**Données à traiter**:
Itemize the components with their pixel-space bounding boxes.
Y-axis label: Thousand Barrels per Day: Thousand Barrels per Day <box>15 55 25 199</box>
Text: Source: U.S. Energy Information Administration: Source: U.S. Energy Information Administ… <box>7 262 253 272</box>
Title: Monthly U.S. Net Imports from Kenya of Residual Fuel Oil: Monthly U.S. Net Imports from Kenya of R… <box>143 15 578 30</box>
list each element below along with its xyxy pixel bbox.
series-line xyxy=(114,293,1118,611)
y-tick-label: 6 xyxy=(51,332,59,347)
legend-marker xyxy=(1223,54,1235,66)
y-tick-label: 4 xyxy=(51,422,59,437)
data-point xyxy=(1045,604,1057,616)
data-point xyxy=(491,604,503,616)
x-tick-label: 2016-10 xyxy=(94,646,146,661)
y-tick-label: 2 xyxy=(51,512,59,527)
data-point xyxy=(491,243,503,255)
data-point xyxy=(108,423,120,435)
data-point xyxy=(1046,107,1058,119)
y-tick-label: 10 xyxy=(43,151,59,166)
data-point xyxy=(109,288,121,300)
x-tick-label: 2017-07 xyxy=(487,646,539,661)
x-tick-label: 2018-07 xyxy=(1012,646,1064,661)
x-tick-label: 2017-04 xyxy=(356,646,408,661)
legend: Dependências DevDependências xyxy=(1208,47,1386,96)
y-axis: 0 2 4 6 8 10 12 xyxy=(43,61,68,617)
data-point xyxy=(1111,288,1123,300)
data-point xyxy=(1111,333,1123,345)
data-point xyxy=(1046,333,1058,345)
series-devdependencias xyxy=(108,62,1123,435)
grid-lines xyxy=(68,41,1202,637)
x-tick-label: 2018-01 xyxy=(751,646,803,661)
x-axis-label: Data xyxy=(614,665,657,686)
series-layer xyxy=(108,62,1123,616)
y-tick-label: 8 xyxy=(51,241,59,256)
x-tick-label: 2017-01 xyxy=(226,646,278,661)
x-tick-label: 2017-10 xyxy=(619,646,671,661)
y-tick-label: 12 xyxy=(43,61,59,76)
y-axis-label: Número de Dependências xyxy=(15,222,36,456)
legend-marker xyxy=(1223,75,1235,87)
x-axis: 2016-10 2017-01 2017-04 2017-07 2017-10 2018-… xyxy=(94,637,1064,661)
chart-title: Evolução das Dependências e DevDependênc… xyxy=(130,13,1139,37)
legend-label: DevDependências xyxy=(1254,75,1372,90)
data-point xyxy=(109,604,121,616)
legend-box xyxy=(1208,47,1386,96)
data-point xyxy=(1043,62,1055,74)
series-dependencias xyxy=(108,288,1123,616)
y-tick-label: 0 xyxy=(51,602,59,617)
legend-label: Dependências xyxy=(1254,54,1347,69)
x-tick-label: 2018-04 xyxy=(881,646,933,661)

**Consignes**: Réécrivez les lignes depuis le début des données jusqu'à la ligne contenant "x-tick-label: 2017-01 xyxy=(226,646,278,661)", celle-ci comprise, en remplaçant "data-point" par "point" sans rien modifier d'autre.

**Réponse**:
Itemize the components with their pixel-space bounding boxes.
Y-axis label: Thousand Barrels per Day: Thousand Barrels per Day <box>15 55 25 199</box>
Text: Source: U.S. Energy Information Administration: Source: U.S. Energy Information Administ… <box>7 262 253 272</box>
Title: Monthly U.S. Net Imports from Kenya of Residual Fuel Oil: Monthly U.S. Net Imports from Kenya of R… <box>143 15 578 30</box>
list each element below along with its xyxy pixel bbox.
series-line xyxy=(114,293,1118,611)
y-tick-label: 6 xyxy=(51,332,59,347)
legend-marker xyxy=(1223,54,1235,66)
y-tick-label: 4 xyxy=(51,422,59,437)
point xyxy=(1045,604,1057,616)
point xyxy=(491,604,503,616)
x-tick-label: 2016-10 xyxy=(94,646,146,661)
y-tick-label: 2 xyxy=(51,512,59,527)
point xyxy=(491,243,503,255)
point xyxy=(108,423,120,435)
point xyxy=(1046,107,1058,119)
y-tick-label: 10 xyxy=(43,151,59,166)
point xyxy=(109,288,121,300)
x-tick-label: 2017-07 xyxy=(487,646,539,661)
x-tick-label: 2018-07 xyxy=(1012,646,1064,661)
x-tick-label: 2017-04 xyxy=(356,646,408,661)
legend: Dependências DevDependências xyxy=(1208,47,1386,96)
y-axis: 0 2 4 6 8 10 12 xyxy=(43,61,68,617)
point xyxy=(1111,288,1123,300)
point xyxy=(1111,333,1123,345)
point xyxy=(1046,333,1058,345)
series-devdependencias xyxy=(108,62,1123,435)
grid-lines xyxy=(68,41,1202,637)
x-tick-label: 2018-01 xyxy=(751,646,803,661)
x-axis-label: Data xyxy=(614,665,657,686)
series-layer xyxy=(108,62,1123,616)
y-tick-label: 8 xyxy=(51,241,59,256)
x-tick-label: 2017-01 xyxy=(226,646,278,661)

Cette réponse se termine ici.